** STATED GOAL **
Review the material line by line. Identify and copy every line that contains the string "expresión".

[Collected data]

-------

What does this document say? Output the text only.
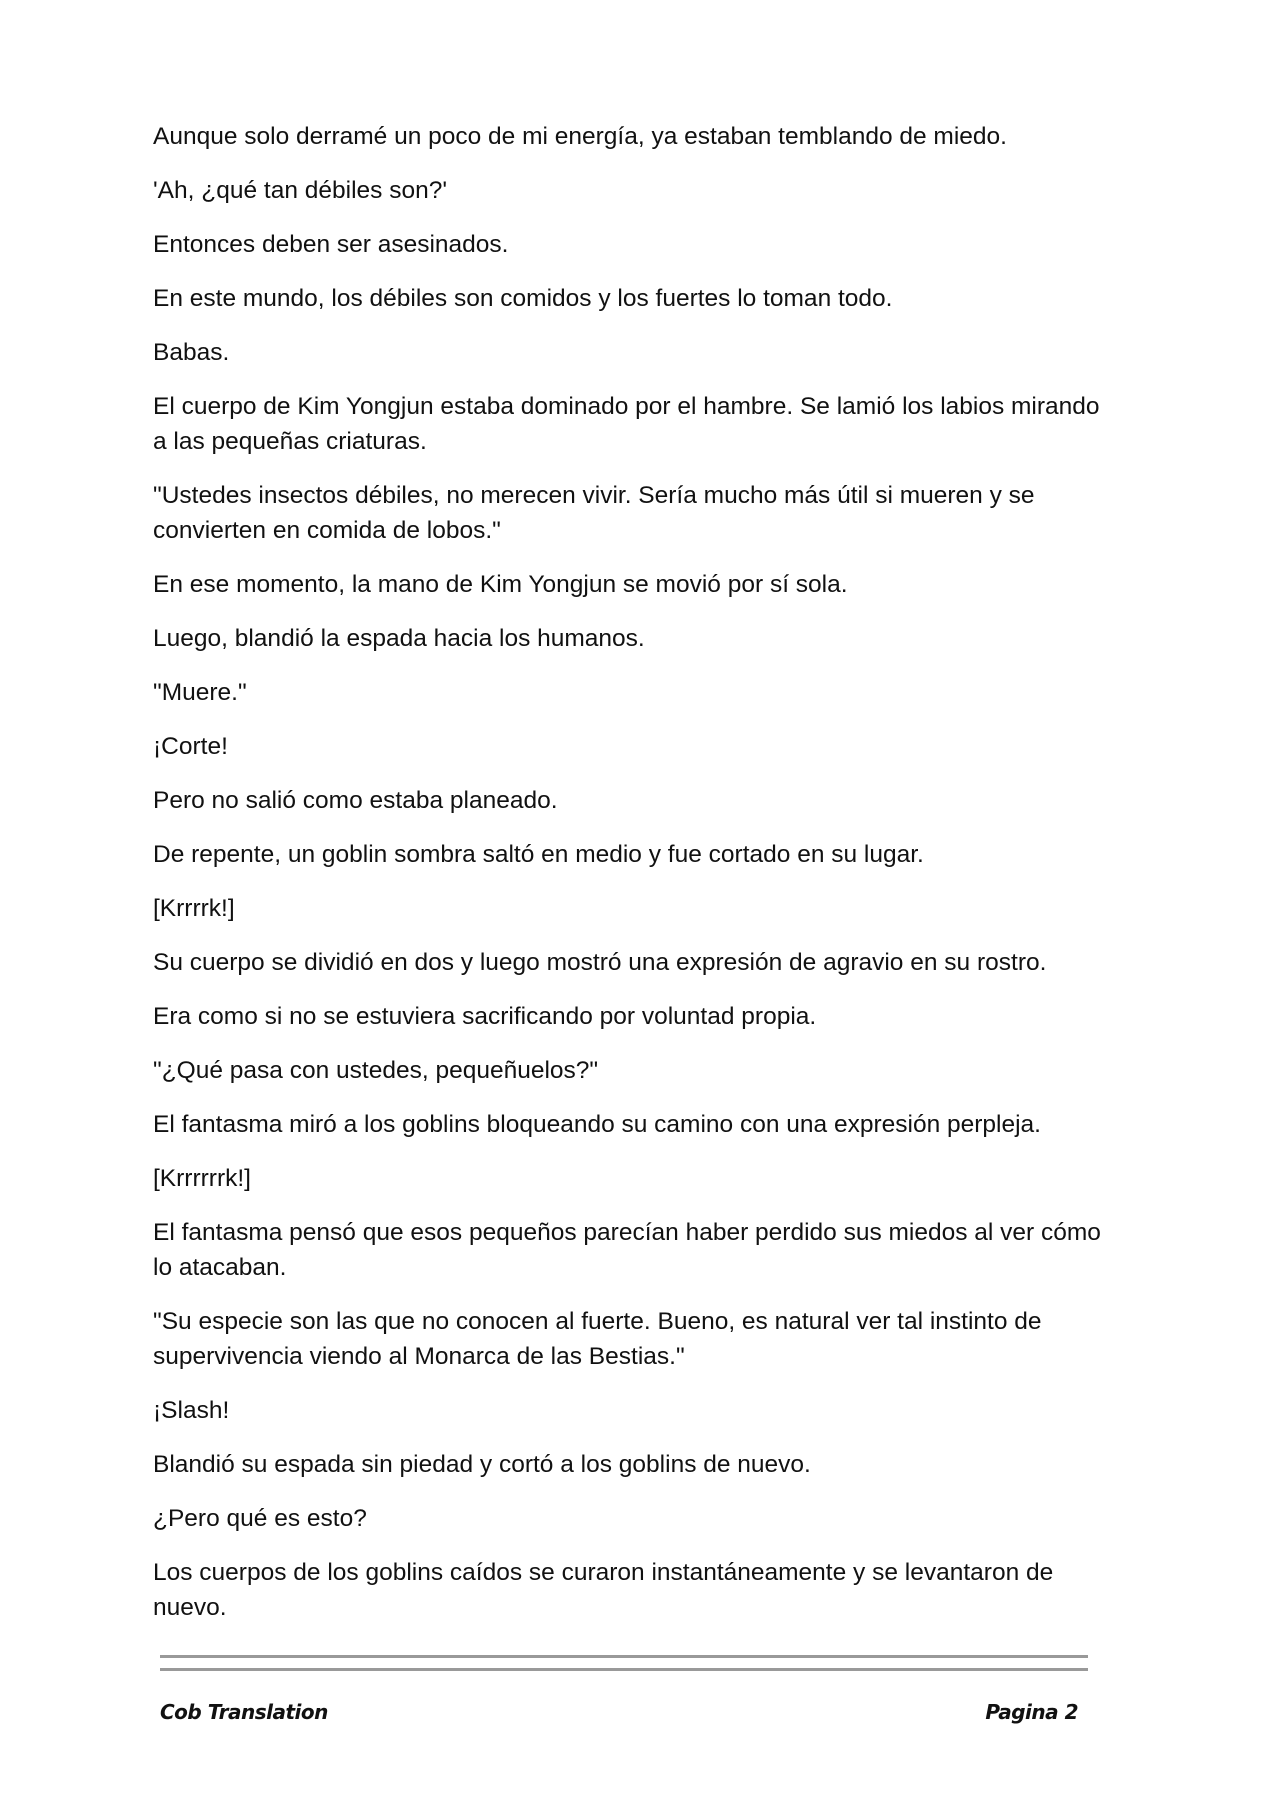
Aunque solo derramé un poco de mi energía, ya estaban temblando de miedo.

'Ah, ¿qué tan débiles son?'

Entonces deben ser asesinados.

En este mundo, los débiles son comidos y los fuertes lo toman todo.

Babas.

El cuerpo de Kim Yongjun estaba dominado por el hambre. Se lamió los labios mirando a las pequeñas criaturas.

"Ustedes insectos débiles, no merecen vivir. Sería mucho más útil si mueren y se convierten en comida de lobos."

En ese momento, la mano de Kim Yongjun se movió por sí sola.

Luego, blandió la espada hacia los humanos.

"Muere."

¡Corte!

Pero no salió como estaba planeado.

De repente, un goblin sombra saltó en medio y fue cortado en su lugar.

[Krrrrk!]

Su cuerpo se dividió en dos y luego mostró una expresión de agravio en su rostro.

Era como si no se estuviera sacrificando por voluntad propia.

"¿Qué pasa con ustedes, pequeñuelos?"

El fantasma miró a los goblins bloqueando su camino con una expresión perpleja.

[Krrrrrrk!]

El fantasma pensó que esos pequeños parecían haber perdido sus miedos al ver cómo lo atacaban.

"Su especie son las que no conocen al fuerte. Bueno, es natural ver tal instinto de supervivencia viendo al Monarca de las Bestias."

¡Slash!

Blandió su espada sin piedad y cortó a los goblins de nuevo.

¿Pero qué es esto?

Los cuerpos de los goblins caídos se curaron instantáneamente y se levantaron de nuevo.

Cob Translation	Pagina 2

-------

** ANSWER TO THE TASK **
Su cuerpo se dividió en dos y luego mostró una expresión de agravio en su rostro.
El fantasma miró a los goblins bloqueando su camino con una expresión perpleja.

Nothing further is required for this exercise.